**What is expected**
Locate every line in the records below that contains the word "فاعور", and copy each one.

**Records for this exercise**
=-=-=

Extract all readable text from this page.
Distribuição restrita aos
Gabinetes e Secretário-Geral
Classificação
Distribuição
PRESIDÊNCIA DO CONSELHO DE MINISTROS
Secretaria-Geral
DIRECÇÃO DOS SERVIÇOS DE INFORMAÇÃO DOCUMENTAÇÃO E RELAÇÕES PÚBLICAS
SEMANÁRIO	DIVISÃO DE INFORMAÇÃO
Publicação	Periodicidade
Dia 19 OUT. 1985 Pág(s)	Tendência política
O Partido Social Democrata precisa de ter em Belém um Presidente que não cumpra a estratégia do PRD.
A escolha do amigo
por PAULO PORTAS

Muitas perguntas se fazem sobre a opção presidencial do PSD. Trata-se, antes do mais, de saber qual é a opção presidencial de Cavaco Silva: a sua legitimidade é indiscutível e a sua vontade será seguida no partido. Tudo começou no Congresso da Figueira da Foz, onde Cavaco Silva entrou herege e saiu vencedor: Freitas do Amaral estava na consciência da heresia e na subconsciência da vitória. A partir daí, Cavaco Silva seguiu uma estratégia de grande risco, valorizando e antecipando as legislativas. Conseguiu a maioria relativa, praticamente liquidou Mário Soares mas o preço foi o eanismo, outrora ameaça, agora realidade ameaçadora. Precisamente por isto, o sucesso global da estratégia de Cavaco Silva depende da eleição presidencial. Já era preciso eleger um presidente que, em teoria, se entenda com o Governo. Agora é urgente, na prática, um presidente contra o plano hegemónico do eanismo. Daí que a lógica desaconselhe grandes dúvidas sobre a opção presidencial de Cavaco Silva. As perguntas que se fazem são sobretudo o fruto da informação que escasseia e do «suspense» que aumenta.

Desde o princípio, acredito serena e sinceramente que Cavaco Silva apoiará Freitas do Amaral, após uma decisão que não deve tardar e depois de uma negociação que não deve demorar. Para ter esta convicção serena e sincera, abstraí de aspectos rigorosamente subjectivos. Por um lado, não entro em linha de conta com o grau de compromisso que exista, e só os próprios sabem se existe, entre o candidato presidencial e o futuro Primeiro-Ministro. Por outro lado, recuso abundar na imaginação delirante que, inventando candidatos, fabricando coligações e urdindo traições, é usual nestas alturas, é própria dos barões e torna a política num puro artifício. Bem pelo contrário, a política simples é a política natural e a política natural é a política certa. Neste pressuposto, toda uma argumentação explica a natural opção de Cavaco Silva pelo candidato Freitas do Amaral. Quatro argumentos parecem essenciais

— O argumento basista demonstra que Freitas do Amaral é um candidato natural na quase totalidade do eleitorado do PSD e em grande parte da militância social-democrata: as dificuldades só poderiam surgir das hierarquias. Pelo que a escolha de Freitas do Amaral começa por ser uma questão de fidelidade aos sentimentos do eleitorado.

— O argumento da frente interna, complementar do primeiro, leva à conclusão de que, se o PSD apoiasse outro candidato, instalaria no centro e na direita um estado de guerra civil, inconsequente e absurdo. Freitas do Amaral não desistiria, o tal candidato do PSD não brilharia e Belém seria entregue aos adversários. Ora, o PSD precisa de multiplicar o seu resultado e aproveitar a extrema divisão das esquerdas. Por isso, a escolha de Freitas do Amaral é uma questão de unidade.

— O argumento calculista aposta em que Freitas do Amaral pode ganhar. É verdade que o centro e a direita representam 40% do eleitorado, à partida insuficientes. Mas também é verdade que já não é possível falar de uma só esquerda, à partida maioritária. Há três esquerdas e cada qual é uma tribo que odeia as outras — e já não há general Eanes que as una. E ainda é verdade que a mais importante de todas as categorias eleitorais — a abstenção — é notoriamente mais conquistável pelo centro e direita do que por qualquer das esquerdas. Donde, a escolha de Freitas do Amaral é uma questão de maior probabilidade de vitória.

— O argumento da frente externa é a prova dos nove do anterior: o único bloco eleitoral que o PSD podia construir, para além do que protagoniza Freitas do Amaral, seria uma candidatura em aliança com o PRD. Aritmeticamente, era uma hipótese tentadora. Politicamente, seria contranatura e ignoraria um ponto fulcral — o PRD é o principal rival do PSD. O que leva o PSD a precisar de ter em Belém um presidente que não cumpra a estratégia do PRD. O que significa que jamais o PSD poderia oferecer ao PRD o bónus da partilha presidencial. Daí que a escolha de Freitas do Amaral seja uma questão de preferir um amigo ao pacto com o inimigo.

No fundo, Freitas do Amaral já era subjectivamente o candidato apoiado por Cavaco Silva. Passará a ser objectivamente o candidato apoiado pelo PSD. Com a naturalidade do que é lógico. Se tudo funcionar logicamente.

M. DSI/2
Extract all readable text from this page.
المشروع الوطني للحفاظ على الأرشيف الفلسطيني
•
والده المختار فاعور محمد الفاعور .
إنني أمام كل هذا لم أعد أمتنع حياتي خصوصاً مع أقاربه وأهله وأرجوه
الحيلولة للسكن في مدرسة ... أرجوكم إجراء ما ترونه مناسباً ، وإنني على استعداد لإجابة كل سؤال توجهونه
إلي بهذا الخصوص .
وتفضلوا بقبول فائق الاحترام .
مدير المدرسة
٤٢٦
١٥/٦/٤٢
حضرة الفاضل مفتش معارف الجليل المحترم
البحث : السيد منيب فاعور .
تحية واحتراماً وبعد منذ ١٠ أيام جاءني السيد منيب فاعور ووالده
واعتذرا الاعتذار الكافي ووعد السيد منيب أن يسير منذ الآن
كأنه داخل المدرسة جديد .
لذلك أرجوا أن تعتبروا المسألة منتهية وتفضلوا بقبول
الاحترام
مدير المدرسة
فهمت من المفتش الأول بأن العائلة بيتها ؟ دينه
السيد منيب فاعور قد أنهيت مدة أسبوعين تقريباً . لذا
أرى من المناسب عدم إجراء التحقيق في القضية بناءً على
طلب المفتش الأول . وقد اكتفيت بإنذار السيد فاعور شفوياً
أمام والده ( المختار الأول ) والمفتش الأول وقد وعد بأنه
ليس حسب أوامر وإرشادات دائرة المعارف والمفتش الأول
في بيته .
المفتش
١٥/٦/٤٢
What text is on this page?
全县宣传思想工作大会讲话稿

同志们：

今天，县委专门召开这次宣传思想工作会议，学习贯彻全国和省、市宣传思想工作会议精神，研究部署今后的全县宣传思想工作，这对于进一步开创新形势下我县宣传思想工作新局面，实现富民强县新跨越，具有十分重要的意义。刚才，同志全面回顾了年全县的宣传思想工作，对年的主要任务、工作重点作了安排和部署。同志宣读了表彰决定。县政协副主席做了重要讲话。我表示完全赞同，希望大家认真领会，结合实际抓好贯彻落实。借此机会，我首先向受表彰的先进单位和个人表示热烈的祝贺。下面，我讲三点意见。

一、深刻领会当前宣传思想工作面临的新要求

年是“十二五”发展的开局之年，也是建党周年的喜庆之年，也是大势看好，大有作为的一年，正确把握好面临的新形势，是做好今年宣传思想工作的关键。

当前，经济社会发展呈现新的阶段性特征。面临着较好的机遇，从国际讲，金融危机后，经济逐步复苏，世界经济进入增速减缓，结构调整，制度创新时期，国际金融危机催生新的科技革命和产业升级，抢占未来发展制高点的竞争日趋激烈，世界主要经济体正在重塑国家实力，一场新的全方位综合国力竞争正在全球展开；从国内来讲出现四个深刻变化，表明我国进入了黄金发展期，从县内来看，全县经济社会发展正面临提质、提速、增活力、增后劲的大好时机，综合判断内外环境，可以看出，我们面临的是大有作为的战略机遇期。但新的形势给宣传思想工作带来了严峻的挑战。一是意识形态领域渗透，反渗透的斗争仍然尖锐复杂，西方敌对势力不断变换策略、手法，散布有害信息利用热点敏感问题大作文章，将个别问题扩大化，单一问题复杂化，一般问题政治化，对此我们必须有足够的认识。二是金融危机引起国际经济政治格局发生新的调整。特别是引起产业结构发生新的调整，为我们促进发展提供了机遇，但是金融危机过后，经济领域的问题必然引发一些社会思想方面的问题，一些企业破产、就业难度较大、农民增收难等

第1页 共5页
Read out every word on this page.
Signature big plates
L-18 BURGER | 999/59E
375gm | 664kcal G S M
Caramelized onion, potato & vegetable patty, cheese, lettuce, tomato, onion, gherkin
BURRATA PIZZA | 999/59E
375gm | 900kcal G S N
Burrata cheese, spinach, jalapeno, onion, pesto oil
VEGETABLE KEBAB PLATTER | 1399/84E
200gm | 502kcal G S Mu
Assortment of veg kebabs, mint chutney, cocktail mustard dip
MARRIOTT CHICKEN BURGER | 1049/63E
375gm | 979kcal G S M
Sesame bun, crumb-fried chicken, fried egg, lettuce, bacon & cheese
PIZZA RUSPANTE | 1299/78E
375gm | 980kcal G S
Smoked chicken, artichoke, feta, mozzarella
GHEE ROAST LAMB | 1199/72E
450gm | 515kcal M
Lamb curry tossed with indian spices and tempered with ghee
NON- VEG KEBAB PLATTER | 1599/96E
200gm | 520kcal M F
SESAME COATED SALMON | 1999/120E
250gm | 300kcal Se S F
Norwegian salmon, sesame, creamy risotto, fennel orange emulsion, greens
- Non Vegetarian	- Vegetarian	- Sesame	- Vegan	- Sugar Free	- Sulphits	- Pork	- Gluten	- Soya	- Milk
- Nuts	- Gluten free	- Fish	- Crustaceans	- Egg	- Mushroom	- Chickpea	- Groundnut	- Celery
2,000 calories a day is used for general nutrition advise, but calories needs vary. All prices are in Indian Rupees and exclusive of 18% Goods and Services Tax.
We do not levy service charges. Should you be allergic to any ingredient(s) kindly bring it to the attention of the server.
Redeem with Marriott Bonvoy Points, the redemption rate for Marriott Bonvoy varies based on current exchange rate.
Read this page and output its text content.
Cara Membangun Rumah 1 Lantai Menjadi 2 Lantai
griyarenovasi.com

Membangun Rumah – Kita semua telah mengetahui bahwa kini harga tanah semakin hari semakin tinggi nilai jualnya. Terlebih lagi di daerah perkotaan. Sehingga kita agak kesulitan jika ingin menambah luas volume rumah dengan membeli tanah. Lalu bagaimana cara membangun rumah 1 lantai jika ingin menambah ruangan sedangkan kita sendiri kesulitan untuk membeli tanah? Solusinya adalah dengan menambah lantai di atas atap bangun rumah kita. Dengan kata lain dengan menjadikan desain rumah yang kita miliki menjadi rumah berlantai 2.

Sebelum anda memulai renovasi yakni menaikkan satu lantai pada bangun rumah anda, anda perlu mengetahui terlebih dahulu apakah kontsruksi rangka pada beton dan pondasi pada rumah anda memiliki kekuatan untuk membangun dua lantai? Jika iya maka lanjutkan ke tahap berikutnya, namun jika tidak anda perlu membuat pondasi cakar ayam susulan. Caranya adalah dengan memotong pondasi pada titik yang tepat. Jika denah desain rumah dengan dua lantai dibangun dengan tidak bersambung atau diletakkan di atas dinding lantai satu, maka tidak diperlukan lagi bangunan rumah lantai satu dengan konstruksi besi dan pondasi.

=-=-=

**Response to this exercise**
والده المختار فاعور محمد الفاعور .
البحث : السيد منيب فاعور .
تحية واحتراماً وبعد منذ ١٠ أيام جاءني السيد منيب فاعور ووالده
السيد منيب فاعور قد أنهيت مدة أسبوعين تقريباً . لذا
طلب المفتش الأول . وقد اكتفيت بإنذار السيد فاعور شفوياً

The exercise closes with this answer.